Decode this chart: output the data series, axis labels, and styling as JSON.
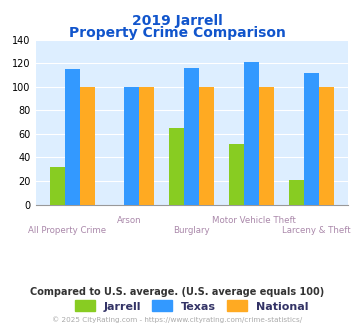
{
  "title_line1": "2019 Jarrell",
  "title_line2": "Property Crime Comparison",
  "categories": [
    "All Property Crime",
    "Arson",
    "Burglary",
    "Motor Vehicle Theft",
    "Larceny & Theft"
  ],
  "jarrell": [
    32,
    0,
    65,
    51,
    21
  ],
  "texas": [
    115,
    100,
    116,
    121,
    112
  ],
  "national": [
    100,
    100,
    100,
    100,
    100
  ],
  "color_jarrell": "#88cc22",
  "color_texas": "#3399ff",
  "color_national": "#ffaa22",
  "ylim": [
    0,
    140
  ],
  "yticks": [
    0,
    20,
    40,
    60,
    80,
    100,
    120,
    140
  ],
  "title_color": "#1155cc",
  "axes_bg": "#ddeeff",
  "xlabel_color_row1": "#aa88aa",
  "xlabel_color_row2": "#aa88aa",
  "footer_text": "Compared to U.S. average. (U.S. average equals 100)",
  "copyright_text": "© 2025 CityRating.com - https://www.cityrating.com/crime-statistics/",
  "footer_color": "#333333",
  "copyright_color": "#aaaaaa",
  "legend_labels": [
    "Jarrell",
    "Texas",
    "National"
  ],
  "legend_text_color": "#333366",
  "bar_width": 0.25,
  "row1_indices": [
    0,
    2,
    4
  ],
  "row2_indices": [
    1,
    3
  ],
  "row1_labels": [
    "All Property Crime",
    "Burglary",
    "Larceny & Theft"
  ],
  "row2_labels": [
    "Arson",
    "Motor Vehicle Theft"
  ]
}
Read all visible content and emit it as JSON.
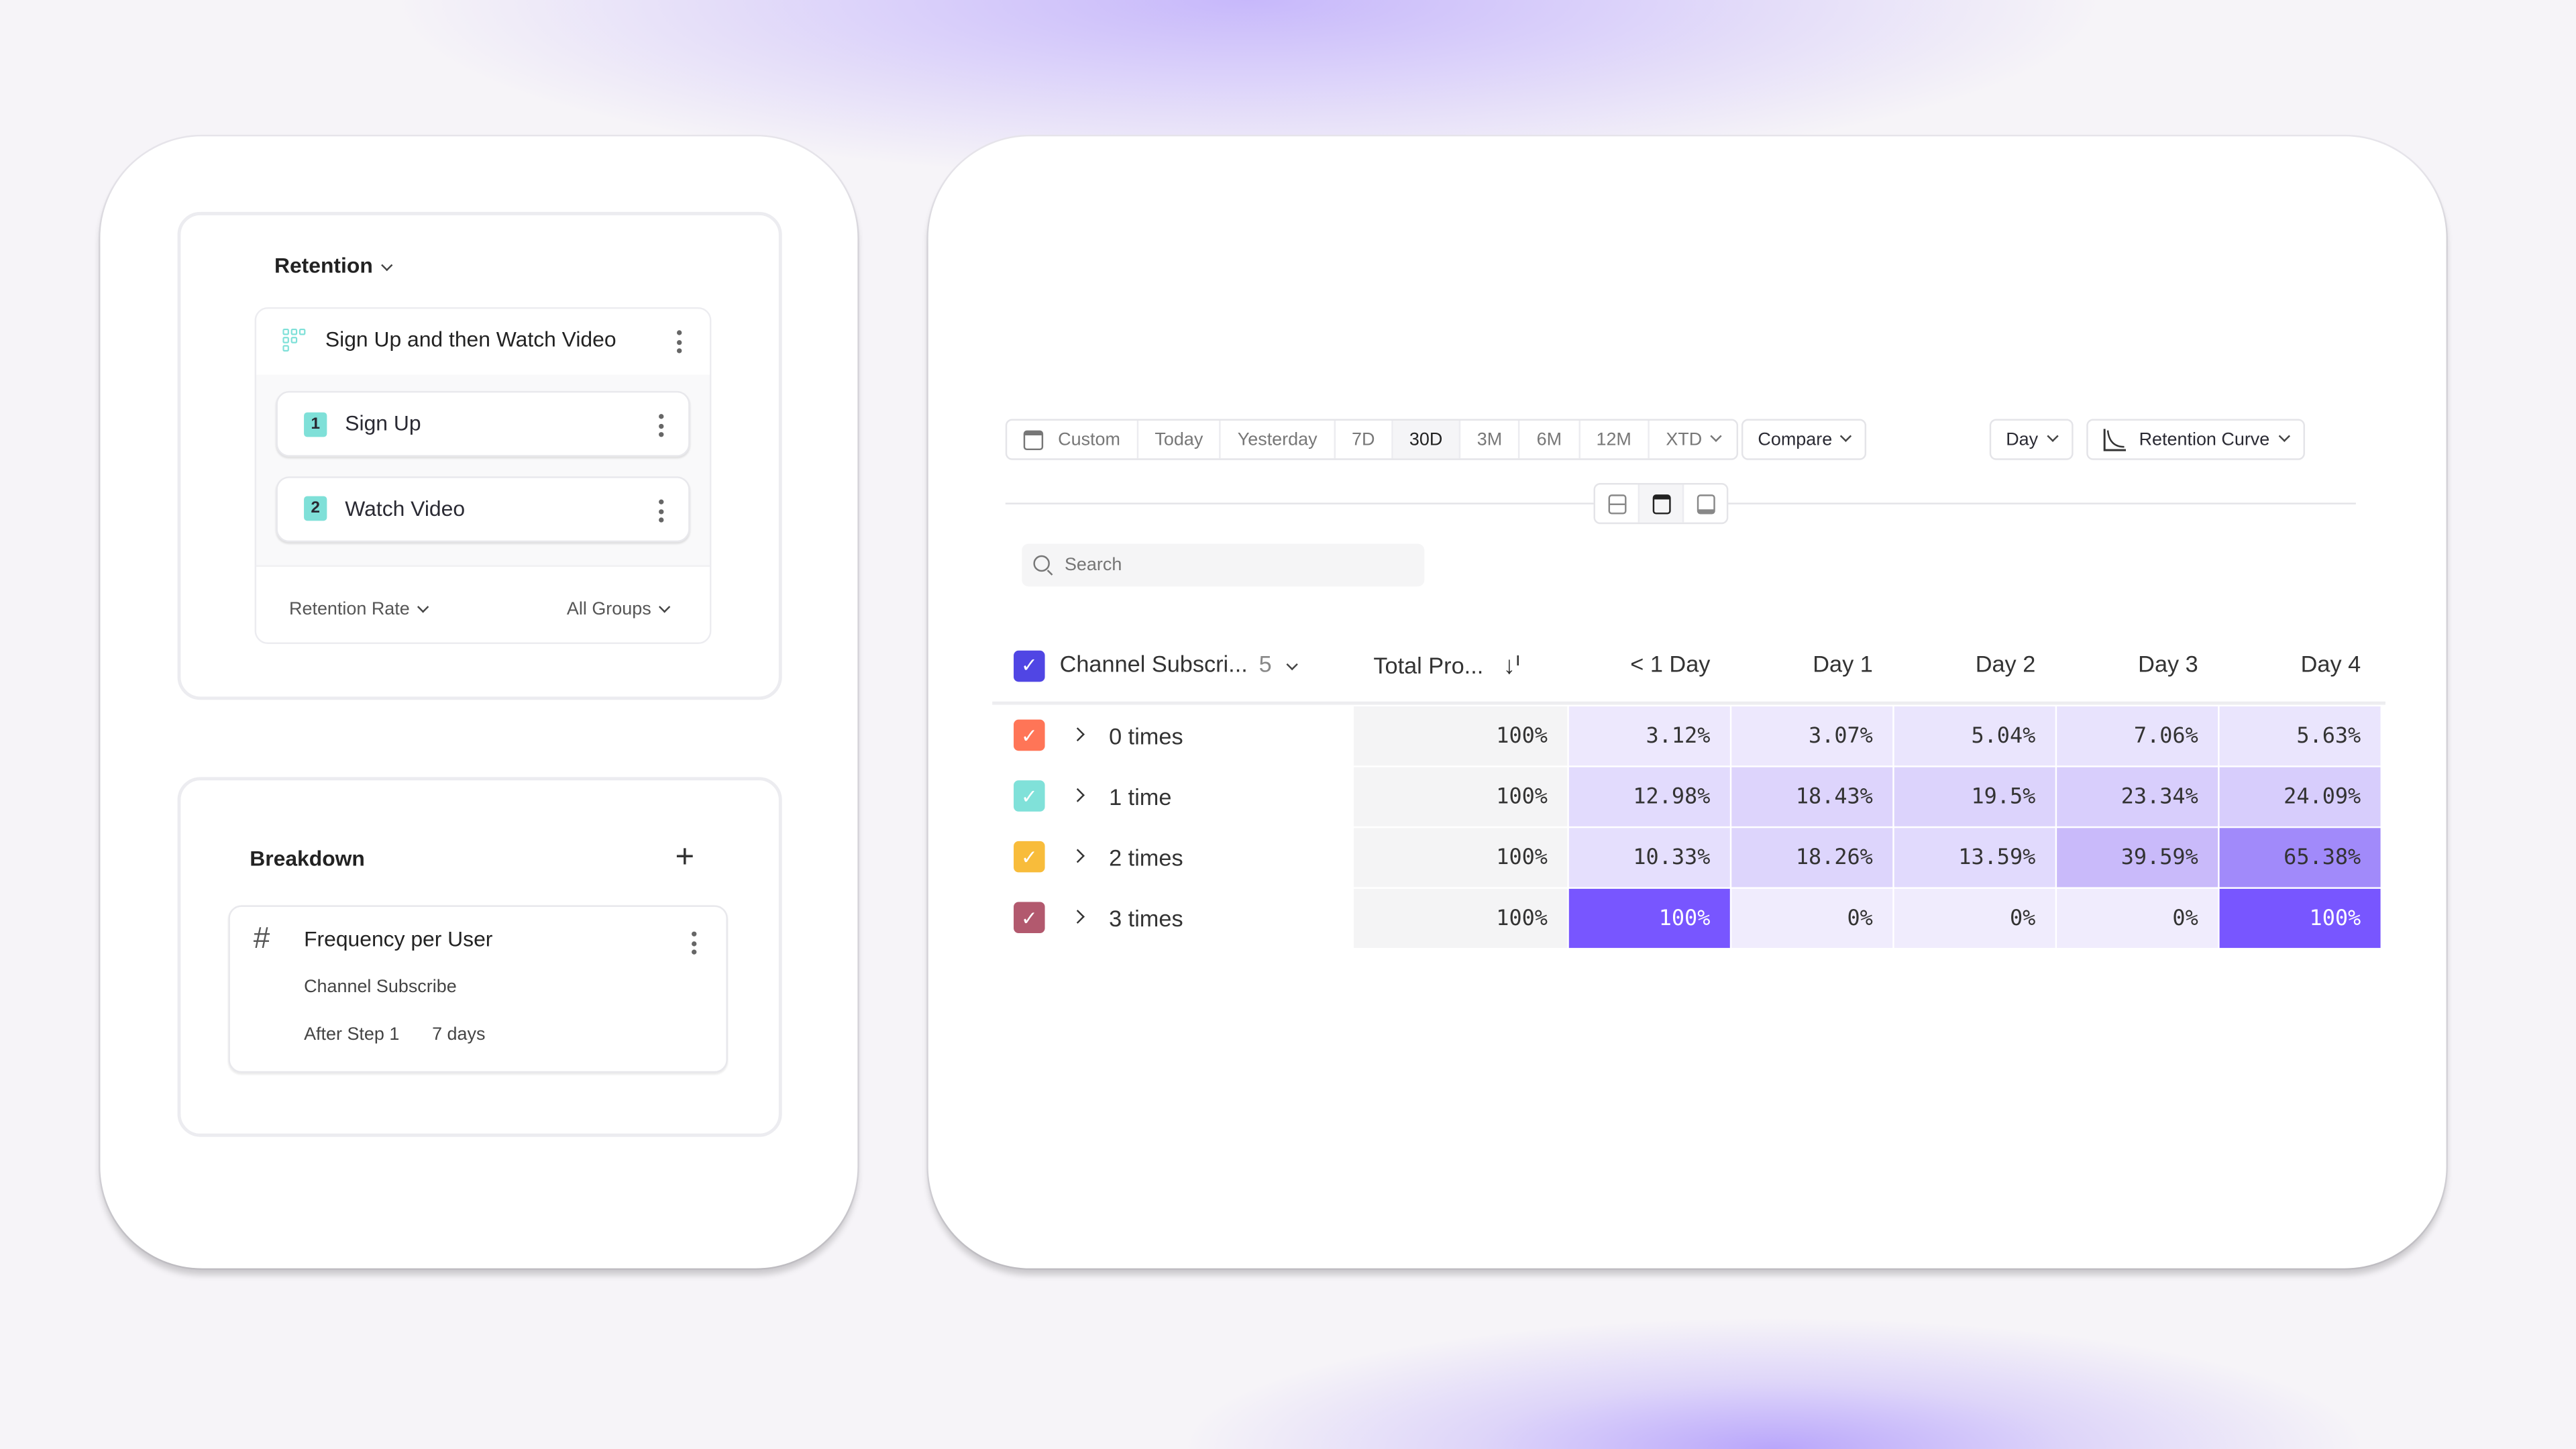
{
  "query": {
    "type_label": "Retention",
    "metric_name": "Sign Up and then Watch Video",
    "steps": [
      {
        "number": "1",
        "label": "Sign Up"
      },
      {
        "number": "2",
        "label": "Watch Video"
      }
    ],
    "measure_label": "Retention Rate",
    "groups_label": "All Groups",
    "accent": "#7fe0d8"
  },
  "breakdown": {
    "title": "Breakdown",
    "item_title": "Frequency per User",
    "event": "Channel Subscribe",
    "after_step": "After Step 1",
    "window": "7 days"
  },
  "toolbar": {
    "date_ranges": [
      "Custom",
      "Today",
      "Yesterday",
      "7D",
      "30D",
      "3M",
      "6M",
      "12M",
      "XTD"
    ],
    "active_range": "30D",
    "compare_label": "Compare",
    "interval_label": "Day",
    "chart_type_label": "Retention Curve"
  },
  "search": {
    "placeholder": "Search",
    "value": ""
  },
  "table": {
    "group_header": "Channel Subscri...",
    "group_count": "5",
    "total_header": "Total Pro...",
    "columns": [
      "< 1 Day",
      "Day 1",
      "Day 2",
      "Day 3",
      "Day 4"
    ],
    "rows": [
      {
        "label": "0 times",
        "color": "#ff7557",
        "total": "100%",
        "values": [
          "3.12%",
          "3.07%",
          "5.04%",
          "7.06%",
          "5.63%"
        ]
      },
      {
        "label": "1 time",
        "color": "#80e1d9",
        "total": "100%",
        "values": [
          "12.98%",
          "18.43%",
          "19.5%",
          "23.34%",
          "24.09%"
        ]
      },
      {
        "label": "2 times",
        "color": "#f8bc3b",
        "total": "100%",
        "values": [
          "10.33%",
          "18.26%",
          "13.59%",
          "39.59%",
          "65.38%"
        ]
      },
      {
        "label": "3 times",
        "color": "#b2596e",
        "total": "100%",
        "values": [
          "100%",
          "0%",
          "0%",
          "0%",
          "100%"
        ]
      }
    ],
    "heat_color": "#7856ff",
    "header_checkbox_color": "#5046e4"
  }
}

◇ ◇ ◇ ◇

=== Directions ===
Display every line of the listing that contains the string "Watch".

=== Solved problem ===
    "metric_name": "Sign Up and then Watch Video",
        "label": "Watch Video"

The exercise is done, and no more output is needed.